__WHAT YOU HAVE TO DO__
Lines containing the string "nodes" are to be counted. Write only how many there are.

__LISTED RECORDS__
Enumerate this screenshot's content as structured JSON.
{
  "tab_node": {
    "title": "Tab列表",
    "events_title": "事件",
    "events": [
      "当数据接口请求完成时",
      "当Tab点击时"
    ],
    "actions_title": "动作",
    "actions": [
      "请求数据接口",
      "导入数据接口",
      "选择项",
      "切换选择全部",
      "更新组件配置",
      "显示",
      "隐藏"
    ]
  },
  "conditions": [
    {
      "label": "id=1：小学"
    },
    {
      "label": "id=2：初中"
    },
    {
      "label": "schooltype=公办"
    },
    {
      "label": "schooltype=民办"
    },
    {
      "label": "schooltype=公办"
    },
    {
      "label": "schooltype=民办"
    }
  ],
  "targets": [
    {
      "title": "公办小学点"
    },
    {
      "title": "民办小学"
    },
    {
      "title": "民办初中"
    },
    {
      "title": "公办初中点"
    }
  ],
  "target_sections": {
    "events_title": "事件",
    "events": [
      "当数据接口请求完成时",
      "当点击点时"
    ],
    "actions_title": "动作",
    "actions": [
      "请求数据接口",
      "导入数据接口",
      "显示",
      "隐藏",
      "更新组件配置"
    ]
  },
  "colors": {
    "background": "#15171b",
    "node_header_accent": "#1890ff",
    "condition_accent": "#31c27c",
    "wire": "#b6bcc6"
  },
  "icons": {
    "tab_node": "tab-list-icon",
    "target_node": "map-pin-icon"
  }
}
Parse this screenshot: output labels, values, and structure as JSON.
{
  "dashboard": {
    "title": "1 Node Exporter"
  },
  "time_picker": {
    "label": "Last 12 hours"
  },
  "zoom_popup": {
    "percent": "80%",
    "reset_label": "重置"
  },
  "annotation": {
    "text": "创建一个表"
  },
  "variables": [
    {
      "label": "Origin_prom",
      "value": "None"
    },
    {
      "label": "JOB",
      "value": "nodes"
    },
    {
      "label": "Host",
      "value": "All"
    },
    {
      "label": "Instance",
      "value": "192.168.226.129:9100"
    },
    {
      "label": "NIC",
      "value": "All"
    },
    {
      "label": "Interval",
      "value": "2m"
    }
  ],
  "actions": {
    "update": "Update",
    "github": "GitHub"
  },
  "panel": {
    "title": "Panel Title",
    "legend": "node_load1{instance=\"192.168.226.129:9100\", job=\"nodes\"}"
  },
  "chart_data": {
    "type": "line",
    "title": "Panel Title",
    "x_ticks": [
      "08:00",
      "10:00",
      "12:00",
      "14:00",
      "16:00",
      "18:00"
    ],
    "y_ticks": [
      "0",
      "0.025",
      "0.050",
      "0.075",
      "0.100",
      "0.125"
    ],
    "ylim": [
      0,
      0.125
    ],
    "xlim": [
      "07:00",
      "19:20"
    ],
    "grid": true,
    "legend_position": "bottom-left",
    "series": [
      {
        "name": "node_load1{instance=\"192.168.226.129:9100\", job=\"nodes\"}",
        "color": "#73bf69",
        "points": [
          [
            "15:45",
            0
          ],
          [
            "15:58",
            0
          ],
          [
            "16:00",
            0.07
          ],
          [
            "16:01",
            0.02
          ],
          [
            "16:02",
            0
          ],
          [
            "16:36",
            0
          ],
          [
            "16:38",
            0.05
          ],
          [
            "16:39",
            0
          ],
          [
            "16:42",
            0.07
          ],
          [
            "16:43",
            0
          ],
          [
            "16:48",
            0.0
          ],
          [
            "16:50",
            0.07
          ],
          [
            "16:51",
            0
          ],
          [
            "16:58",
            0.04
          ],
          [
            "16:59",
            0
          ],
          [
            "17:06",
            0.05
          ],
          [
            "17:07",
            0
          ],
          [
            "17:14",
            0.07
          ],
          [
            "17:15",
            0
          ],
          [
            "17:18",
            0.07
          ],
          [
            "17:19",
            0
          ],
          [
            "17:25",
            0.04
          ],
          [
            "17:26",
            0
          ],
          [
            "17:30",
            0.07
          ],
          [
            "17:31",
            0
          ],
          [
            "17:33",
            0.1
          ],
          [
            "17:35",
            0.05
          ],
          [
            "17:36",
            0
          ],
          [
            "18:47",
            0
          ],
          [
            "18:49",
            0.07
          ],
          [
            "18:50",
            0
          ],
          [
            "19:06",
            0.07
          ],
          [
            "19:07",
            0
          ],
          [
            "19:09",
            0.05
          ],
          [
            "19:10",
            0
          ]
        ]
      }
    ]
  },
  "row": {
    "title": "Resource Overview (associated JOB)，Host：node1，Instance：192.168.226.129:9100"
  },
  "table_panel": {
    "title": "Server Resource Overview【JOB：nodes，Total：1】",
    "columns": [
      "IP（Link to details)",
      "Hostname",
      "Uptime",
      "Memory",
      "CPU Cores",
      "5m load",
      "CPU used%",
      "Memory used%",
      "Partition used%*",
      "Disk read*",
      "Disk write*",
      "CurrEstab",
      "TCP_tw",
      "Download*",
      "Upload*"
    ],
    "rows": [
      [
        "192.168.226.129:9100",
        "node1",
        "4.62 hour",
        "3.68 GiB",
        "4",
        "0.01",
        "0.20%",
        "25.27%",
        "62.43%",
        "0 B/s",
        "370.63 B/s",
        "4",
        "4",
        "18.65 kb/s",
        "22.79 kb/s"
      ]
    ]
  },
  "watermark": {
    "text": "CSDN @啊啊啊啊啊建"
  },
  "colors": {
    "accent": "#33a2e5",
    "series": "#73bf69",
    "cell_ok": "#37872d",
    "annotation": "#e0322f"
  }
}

__THE RESPONSE__
4